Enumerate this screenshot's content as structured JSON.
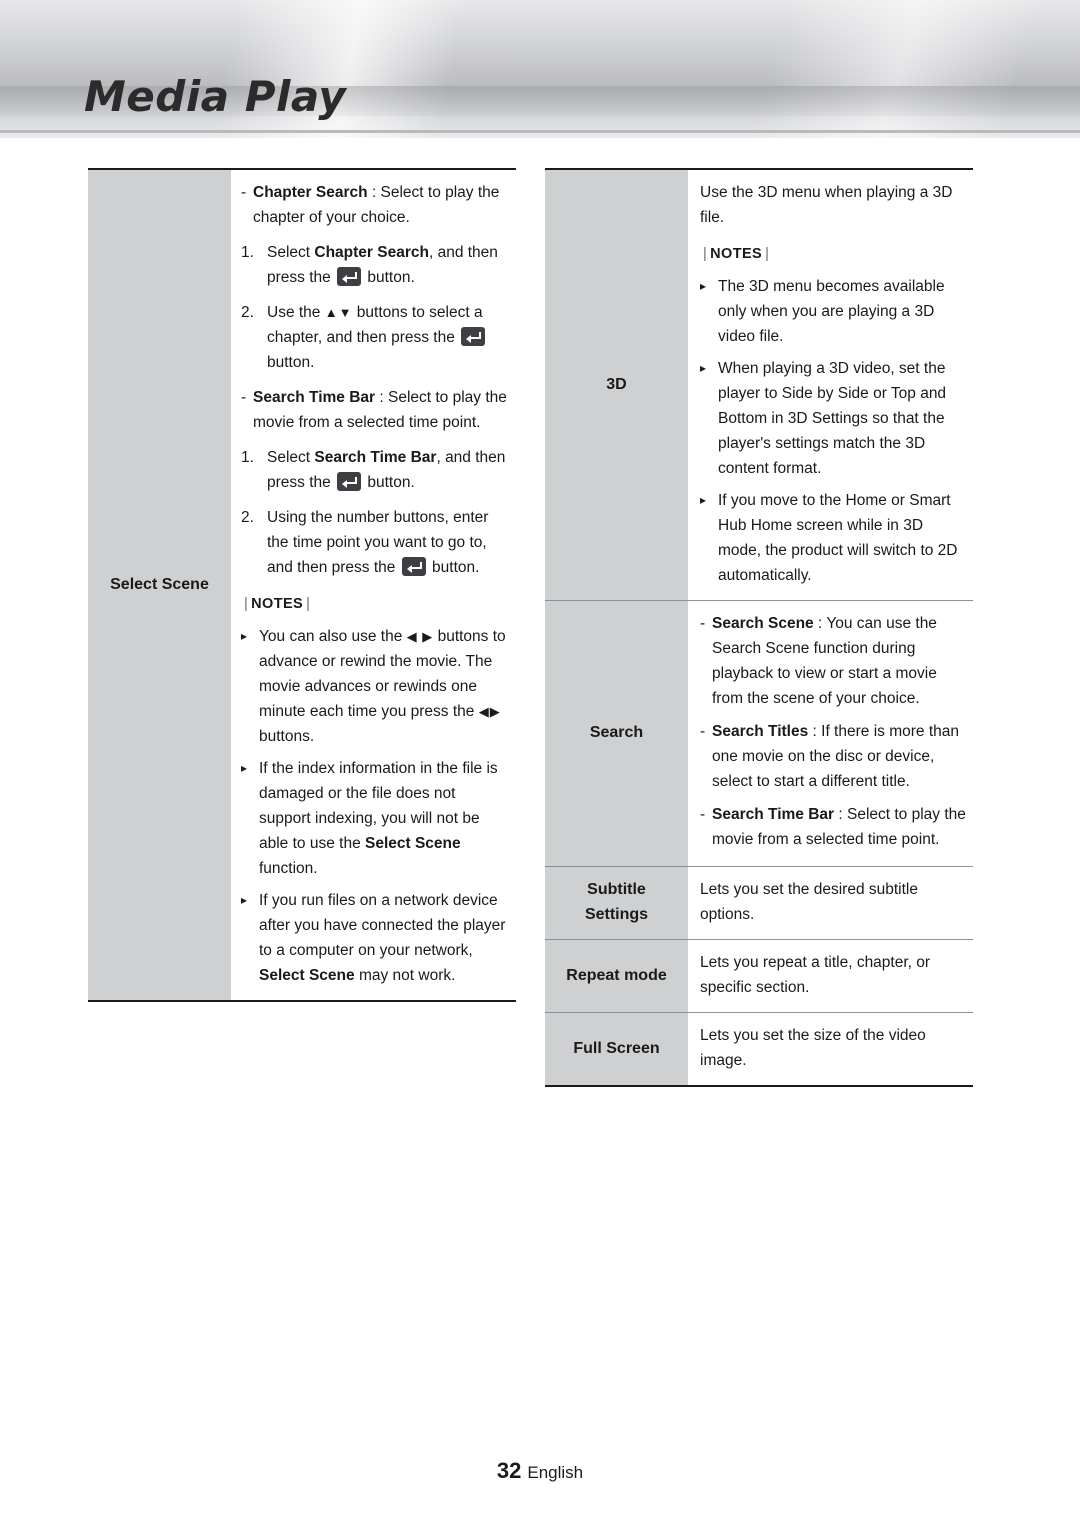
{
  "header": {
    "title": "Media Play"
  },
  "footer": {
    "page": "32",
    "language": "English"
  },
  "left_table": {
    "label": "Select Scene",
    "items": [
      {
        "type": "dash",
        "bold": "Chapter Search",
        "rest": " : Select to play the chapter of your choice."
      },
      {
        "type": "num",
        "num": "1.",
        "text": "Select Chapter Search, and then press the [KEY] button.",
        "bold_part": "Chapter Search"
      },
      {
        "type": "num",
        "num": "2.",
        "text": "Use the ▲▼ buttons to select a chapter, and then press the [KEY] button."
      },
      {
        "type": "dash",
        "bold": "Search Time Bar",
        "rest": " : Select to play the movie from a selected time point."
      },
      {
        "type": "num",
        "num": "1.",
        "text": "Select Search Time Bar, and then press the [KEY] button.",
        "bold_part": "Search Time Bar"
      },
      {
        "type": "num",
        "num": "2.",
        "text": "Using the number buttons, enter the time point you want to go to, and then press the [KEY] button."
      }
    ],
    "notes_label": "NOTES",
    "notes": [
      "You can also use the ◀ ▶ buttons to advance or rewind the movie. The movie advances or rewinds one minute each time you press the ◀▶ buttons.",
      "If the index information in the file is damaged or the file does not support indexing, you will not be able to use the Select Scene function.",
      "If you run files on a network device after you have connected the player to a computer on your network, Select Scene may not work."
    ]
  },
  "right_table": {
    "rows": [
      {
        "label": "3D",
        "intro": "Use the 3D menu when playing a 3D file.",
        "notes_label": "NOTES",
        "notes": [
          "The 3D menu becomes available only when you are playing a 3D video file.",
          "When playing a 3D video, set the player to Side by Side or Top and Bottom in 3D Settings so that the player's settings match the 3D content format.",
          "If you move to the Home or Smart Hub Home screen while in 3D mode, the product will switch to 2D automatically."
        ]
      },
      {
        "label": "Search",
        "items": [
          {
            "bold": "Search Scene",
            "rest": " : You can use the Search Scene function during playback to view or start a movie from the scene of your choice."
          },
          {
            "bold": "Search Titles",
            "rest": " : If there is more than one movie on the disc or device, select to start a different title."
          },
          {
            "bold": "Search Time Bar",
            "rest": " : Select to play the movie from a selected time point."
          }
        ]
      },
      {
        "label": "Subtitle Settings",
        "label_line1": "Subtitle",
        "label_line2": "Settings",
        "text": "Lets you set the desired subtitle options."
      },
      {
        "label": "Repeat mode",
        "text": "Lets you repeat a title, chapter, or specific section."
      },
      {
        "label": "Full Screen",
        "text": "Lets you set the size of the video image."
      }
    ]
  }
}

Your objective
Keep the pictures out of your copy, and repeat every entry above exactly.

Answer for this exercise
Enumerate this screenshot's content as structured JSON.
{
  "header": {
    "title": "Media Play"
  },
  "footer": {
    "page": "32",
    "language": "English"
  },
  "left_table": {
    "label": "Select Scene",
    "items": [
      {
        "type": "dash",
        "bold": "Chapter Search",
        "rest": " : Select to play the chapter of your choice."
      },
      {
        "type": "num",
        "num": "1.",
        "text": "Select Chapter Search, and then press the [KEY] button.",
        "bold_part": "Chapter Search"
      },
      {
        "type": "num",
        "num": "2.",
        "text": "Use the ▲▼ buttons to select a chapter, and then press the [KEY] button."
      },
      {
        "type": "dash",
        "bold": "Search Time Bar",
        "rest": " : Select to play the movie from a selected time point."
      },
      {
        "type": "num",
        "num": "1.",
        "text": "Select Search Time Bar, and then press the [KEY] button.",
        "bold_part": "Search Time Bar"
      },
      {
        "type": "num",
        "num": "2.",
        "text": "Using the number buttons, enter the time point you want to go to, and then press the [KEY] button."
      }
    ],
    "notes_label": "NOTES",
    "notes": [
      "You can also use the ◀ ▶ buttons to advance or rewind the movie. The movie advances or rewinds one minute each time you press the ◀▶ buttons.",
      "If the index information in the file is damaged or the file does not support indexing, you will not be able to use the Select Scene function.",
      "If you run files on a network device after you have connected the player to a computer on your network, Select Scene may not work."
    ]
  },
  "right_table": {
    "rows": [
      {
        "label": "3D",
        "intro": "Use the 3D menu when playing a 3D file.",
        "notes_label": "NOTES",
        "notes": [
          "The 3D menu becomes available only when you are playing a 3D video file.",
          "When playing a 3D video, set the player to Side by Side or Top and Bottom in 3D Settings so that the player's settings match the 3D content format.",
          "If you move to the Home or Smart Hub Home screen while in 3D mode, the product will switch to 2D automatically."
        ]
      },
      {
        "label": "Search",
        "items": [
          {
            "bold": "Search Scene",
            "rest": " : You can use the Search Scene function during playback to view or start a movie from the scene of your choice."
          },
          {
            "bold": "Search Titles",
            "rest": " : If there is more than one movie on the disc or device, select to start a different title."
          },
          {
            "bold": "Search Time Bar",
            "rest": " : Select to play the movie from a selected time point."
          }
        ]
      },
      {
        "label": "Subtitle Settings",
        "label_line1": "Subtitle",
        "label_line2": "Settings",
        "text": "Lets you set the desired subtitle options."
      },
      {
        "label": "Repeat mode",
        "text": "Lets you repeat a title, chapter, or specific section."
      },
      {
        "label": "Full Screen",
        "text": "Lets you set the size of the video image."
      }
    ]
  }
}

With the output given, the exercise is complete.